> **Exercise details**
Wherever the word "triangle" appears in the entries, copy the whole line.

> **Supplied records**
+++

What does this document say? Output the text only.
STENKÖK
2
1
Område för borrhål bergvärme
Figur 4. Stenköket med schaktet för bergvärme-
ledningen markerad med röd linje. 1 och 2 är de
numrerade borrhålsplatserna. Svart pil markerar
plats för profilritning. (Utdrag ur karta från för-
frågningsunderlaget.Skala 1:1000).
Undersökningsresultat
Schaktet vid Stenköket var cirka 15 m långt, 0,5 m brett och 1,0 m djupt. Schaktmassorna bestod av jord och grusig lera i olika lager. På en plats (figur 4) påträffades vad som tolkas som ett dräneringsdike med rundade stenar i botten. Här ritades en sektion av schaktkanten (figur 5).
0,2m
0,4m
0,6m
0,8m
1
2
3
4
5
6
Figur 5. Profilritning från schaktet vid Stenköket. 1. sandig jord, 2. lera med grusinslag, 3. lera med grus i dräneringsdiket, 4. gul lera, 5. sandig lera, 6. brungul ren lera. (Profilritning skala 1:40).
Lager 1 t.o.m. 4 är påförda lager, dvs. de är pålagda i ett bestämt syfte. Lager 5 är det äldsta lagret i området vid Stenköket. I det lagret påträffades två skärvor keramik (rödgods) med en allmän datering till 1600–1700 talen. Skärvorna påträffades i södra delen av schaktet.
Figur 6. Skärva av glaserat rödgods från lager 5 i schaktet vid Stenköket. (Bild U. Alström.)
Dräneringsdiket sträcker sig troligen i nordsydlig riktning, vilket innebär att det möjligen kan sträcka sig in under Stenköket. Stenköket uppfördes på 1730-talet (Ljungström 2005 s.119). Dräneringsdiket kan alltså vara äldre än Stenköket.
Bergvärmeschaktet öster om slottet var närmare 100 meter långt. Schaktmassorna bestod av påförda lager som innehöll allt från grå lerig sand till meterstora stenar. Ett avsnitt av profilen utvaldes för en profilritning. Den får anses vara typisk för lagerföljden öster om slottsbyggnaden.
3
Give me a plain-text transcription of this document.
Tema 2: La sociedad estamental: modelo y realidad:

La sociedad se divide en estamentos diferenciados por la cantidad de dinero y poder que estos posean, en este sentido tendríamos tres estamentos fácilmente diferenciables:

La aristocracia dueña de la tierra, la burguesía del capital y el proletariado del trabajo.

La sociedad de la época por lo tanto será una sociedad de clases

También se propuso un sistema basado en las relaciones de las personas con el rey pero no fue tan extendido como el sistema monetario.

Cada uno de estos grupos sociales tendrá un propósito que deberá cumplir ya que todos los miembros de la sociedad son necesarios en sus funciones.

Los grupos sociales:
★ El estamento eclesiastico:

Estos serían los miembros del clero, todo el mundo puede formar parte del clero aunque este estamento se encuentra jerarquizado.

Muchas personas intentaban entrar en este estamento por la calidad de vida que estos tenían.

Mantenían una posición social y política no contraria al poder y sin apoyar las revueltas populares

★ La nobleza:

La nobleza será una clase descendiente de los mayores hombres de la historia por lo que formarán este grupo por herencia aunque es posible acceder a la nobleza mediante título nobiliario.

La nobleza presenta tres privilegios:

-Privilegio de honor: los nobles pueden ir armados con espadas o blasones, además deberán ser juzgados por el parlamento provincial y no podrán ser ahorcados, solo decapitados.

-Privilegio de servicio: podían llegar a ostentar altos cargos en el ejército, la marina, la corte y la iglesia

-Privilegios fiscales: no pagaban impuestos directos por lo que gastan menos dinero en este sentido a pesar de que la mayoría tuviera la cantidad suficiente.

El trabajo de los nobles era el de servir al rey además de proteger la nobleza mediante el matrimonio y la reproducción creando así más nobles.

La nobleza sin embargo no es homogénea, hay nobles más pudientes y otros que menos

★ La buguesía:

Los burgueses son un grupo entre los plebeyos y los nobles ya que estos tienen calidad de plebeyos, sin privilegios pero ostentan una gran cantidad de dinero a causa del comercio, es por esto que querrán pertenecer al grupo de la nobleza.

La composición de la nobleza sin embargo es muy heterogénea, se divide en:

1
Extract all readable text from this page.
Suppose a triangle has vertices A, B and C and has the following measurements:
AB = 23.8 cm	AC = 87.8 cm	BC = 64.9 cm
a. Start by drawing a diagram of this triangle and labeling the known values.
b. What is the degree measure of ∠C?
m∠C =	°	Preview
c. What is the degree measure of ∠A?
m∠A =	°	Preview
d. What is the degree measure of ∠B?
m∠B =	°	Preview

+++

> **Response to the exercise**
Suppose a triangle has vertices A, B and C and has the following measurements:
a. Start by drawing a diagram of this triangle and labeling the known values.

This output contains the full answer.